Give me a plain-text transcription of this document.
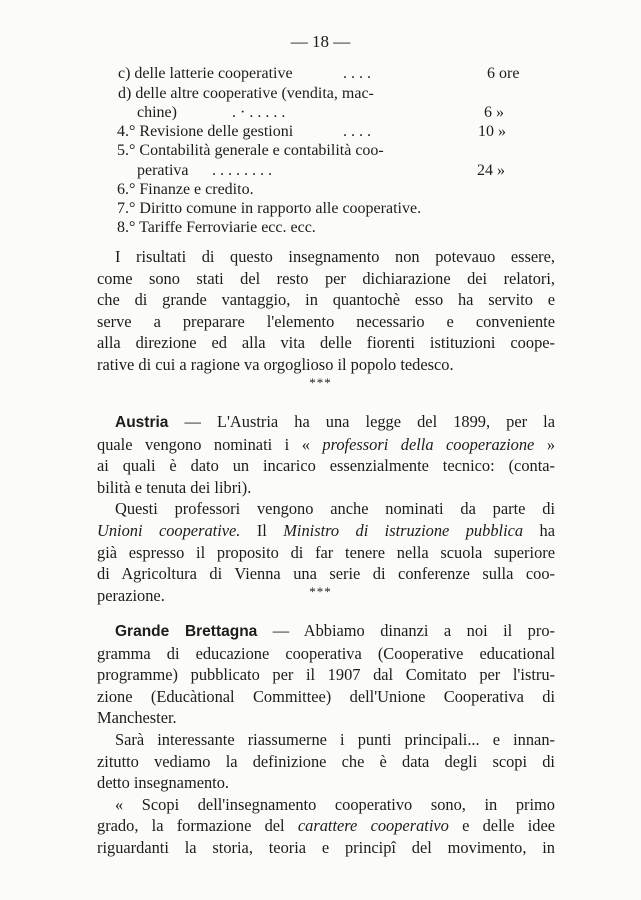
— 18 —
c) delle latterie cooperative	. . . .	6 ore
d) delle altre cooperative (vendita, mac-
chine)	. · . . . . .	6 »
4.° Revisione delle gestioni	. . . .	10 »
5.° Contabilità generale e contabilità coo-
perativa . . . . . . . .	24 »
6.° Finanze e credito.
7.° Diritto comune in rapporto alle cooperative.
8.° Tariffe Ferroviarie ecc. ecc.
I risultati di questo insegnamento non potevauo essere,
come sono stati del resto per dichiarazione dei relatori,
che di grande vantaggio, in quantochè esso ha servito e
serve a preparare l'elemento necessario e conveniente
alla direzione ed alla vita delle fiorenti istituzioni coope-
rative di cui a ragione va orgoglioso il popolo tedesco.
***
Austria — L'Austria ha una legge del 1899, per la
quale vengono nominati i « professori della cooperazione »
ai quali è dato un incarico essenzialmente tecnico: (conta-
bilità e tenuta dei libri).
Questi professori vengono anche nominati da parte di
Unioni cooperative. Il Ministro di istruzione pubblica ha
già espresso il proposito di far tenere nella scuola superiore
di Agricoltura di Vienna una serie di conferenze sulla coo-
perazione.	***
Grande Brettagna — Abbiamo dinanzi a noi il pro-
gramma di educazione cooperativa (Cooperative educational
programme) pubblicato per il 1907 dal Comitato per l'istru-
zione (Educàtional Committee) dell'Unione Cooperativa di
Manchester.
Sarà interessante riassumerne i punti principali... e innan-
zitutto vediamo la definizione che è data degli scopi di
detto insegnamento.
« Scopi dell'insegnamento cooperativo sono, in primo
grado, la formazione del carattere cooperativo e delle idee
riguardanti la storia, teoria e principî del movimento, in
= = = = = = =
Instructions to follow >> Say how many lines in this material hold "professori", and say nothing else.

Written response >> 2